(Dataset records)
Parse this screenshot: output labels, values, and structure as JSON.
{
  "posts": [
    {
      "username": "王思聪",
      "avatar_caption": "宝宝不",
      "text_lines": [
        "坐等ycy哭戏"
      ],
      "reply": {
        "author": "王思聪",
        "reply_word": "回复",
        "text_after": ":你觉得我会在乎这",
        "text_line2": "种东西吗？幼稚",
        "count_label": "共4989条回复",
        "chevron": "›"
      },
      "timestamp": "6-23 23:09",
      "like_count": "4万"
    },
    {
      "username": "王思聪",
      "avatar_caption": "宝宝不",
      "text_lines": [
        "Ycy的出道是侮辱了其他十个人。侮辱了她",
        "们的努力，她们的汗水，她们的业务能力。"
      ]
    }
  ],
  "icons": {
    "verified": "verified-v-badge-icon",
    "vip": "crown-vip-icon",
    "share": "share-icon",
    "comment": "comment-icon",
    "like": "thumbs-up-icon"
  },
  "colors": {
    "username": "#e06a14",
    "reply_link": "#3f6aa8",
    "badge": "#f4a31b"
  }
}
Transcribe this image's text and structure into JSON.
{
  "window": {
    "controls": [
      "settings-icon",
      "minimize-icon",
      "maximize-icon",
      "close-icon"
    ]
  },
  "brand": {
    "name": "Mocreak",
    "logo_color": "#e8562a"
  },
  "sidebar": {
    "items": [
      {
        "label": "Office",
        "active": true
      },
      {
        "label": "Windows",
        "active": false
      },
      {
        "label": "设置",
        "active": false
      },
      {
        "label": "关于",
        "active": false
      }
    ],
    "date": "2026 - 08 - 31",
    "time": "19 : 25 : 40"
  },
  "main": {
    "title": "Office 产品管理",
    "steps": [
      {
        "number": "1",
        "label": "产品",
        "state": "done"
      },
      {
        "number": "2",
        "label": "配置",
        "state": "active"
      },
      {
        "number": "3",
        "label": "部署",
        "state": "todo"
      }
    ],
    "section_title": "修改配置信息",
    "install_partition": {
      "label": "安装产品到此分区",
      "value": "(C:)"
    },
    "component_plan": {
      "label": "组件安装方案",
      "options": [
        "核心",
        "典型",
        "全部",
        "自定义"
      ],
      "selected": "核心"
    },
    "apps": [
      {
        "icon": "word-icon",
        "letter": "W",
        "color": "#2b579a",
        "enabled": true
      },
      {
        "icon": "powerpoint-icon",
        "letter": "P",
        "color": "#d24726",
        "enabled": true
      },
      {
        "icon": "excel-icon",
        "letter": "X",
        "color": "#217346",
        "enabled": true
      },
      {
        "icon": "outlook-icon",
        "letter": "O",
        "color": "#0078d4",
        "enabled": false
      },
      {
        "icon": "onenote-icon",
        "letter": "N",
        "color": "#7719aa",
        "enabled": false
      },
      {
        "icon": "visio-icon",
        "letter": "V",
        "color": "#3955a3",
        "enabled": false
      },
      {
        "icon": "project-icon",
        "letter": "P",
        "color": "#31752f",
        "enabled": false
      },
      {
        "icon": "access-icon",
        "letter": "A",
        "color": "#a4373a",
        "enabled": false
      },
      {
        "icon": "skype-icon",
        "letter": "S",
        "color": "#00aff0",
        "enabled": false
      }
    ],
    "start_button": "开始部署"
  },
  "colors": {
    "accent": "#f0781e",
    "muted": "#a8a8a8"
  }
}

> _TASK STATEMENT_: Scan the listing above for the word "badge" and copy every line that holds it.

> _EXERCISE SOLUTION_:
    "verified": "verified-v-badge-icon",
    "badge": "#f4a31b"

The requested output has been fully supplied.